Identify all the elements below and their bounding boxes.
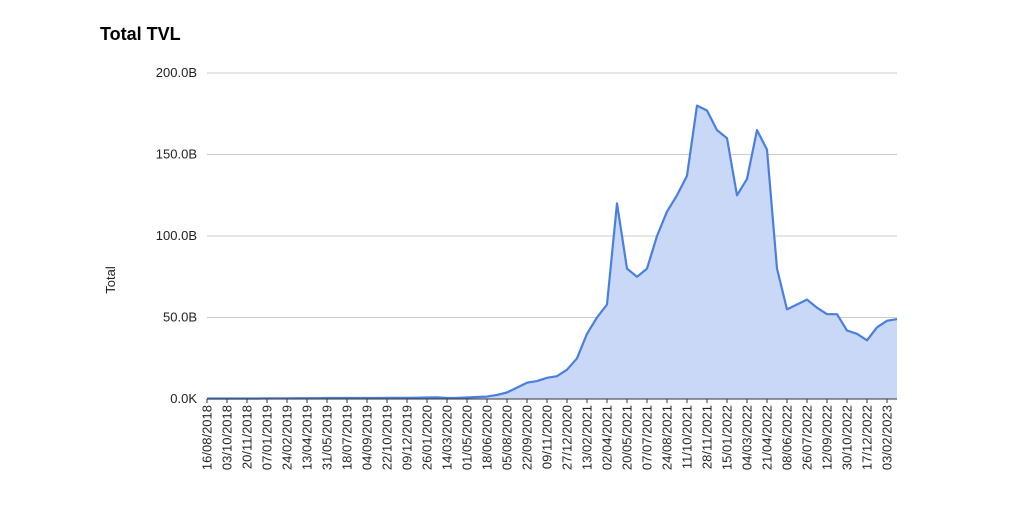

...

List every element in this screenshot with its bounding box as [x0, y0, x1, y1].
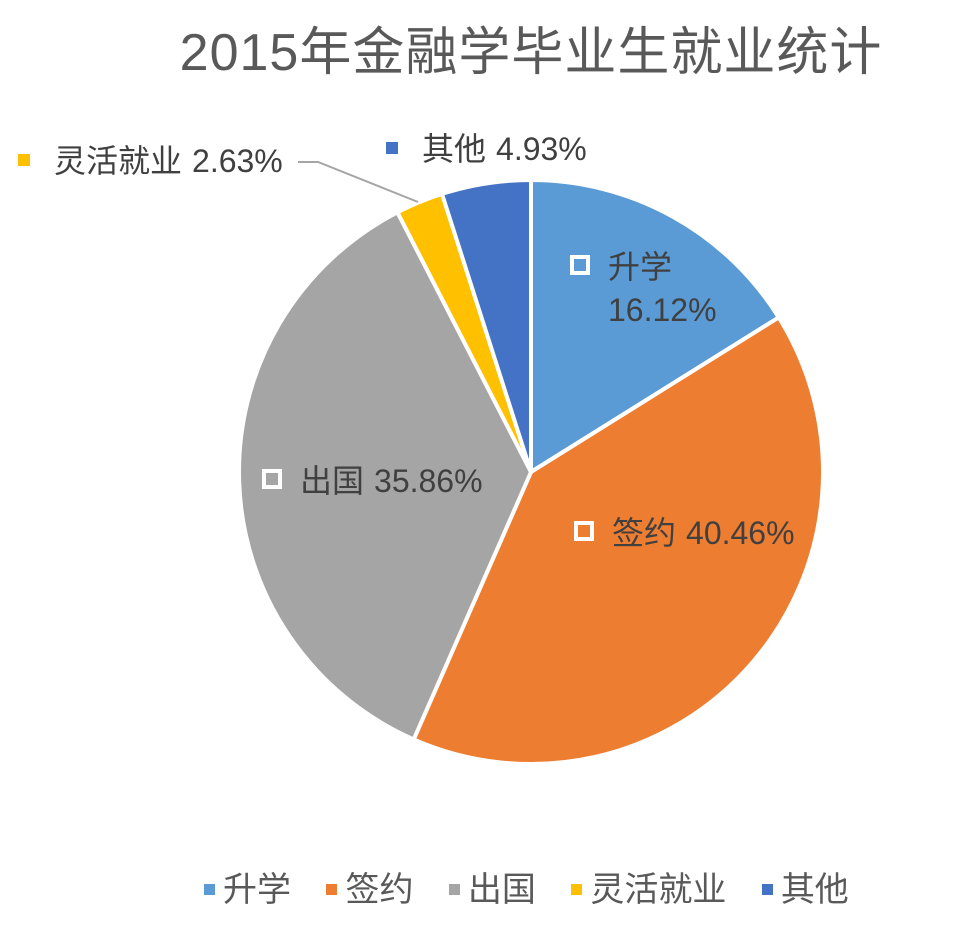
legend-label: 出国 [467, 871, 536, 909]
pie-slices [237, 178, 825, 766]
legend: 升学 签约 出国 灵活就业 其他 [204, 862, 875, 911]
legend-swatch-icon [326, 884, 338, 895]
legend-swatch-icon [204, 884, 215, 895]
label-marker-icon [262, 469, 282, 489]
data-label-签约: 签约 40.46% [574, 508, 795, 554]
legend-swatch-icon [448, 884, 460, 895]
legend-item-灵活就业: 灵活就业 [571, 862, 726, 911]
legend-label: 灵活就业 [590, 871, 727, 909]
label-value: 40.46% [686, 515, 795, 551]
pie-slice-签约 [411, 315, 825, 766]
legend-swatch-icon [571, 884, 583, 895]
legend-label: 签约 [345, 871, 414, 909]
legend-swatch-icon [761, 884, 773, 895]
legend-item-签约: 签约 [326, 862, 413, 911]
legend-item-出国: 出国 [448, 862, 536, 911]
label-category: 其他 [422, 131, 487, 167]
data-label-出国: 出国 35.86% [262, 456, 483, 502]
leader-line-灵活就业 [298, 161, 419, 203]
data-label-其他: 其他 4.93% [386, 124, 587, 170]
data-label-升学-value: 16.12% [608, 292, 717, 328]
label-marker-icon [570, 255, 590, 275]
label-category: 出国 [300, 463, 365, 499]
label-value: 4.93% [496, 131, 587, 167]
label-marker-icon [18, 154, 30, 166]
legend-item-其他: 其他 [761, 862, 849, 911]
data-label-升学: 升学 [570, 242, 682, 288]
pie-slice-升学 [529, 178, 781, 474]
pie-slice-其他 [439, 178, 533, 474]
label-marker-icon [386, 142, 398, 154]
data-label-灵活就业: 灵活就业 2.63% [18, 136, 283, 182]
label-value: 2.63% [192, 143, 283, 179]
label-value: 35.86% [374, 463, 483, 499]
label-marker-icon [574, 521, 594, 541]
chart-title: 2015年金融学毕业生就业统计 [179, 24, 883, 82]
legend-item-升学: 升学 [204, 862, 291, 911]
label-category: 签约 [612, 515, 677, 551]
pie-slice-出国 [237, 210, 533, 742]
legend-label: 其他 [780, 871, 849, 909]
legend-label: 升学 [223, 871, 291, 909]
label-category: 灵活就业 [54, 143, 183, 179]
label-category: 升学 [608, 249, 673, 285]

* _Exercise brief_:
Lay out as a numbered list the lines above, from the line with "List every element" up to and including the line with "legend-label: 其他 [780, 871, 849, 909]". Skip any blank lines and leave out the pictures.

* _The reply_:
1. List every element in this screenshot with its bounding box as [x0, y0, x1, y1].
2. legend-label: 出国 [467, 871, 536, 909]
3. pie-slices [237, 178, 825, 766]
4. legend: 升学 签约 出国 灵活就业 其他 [204, 862, 875, 911]
5. legend-swatch-icon [326, 884, 338, 895]
6. legend-swatch-icon [204, 884, 215, 895]
7. label-marker-icon [262, 469, 282, 489]
8. data-label-签约: 签约 40.46% [574, 508, 795, 554]
9. legend-swatch-icon [448, 884, 460, 895]
10. legend-item-灵活就业: 灵活就业 [571, 862, 726, 911]
11. legend-label: 灵活就业 [590, 871, 727, 909]
12. label-value: 40.46% [686, 515, 795, 551]
13. pie-slice-签约 [411, 315, 825, 766]
14. legend-swatch-icon [571, 884, 583, 895]
15. legend-label: 签约 [345, 871, 414, 909]
16. legend-swatch-icon [761, 884, 773, 895]
17. legend-item-签约: 签约 [326, 862, 413, 911]
18. legend-item-出国: 出国 [448, 862, 536, 911]
19. label-category: 其他 [422, 131, 487, 167]
20. data-label-出国: 出国 35.86% [262, 456, 483, 502]
21. leader-line-灵活就业 [298, 161, 419, 203]
22. data-label-其他: 其他 4.93% [386, 124, 587, 170]
23. data-label-升学-value: 16.12% [608, 292, 717, 328]
24. label-marker-icon [570, 255, 590, 275]
25. label-category: 出国 [300, 463, 365, 499]
26. label-value: 4.93% [496, 131, 587, 167]
27. label-marker-icon [18, 154, 30, 166]
28. legend-item-其他: 其他 [761, 862, 849, 911]
29. data-label-升学: 升学 [570, 242, 682, 288]
30. pie-slice-升学 [529, 178, 781, 474]
31. pie-slice-其他 [439, 178, 533, 474]
32. label-marker-icon [386, 142, 398, 154]
33. data-label-灵活就业: 灵活就业 2.63% [18, 136, 283, 182]
34. label-value: 2.63% [192, 143, 283, 179]
35. label-value: 35.86% [374, 463, 483, 499]
36. label-marker-icon [574, 521, 594, 541]
37. chart-title: 2015年金融学毕业生就业统计 [179, 24, 883, 82]
38. legend-item-升学: 升学 [204, 862, 291, 911]
39. label-category: 签约 [612, 515, 677, 551]
40. pie-slice-出国 [237, 210, 533, 742]
41. legend-label: 其他 [780, 871, 849, 909]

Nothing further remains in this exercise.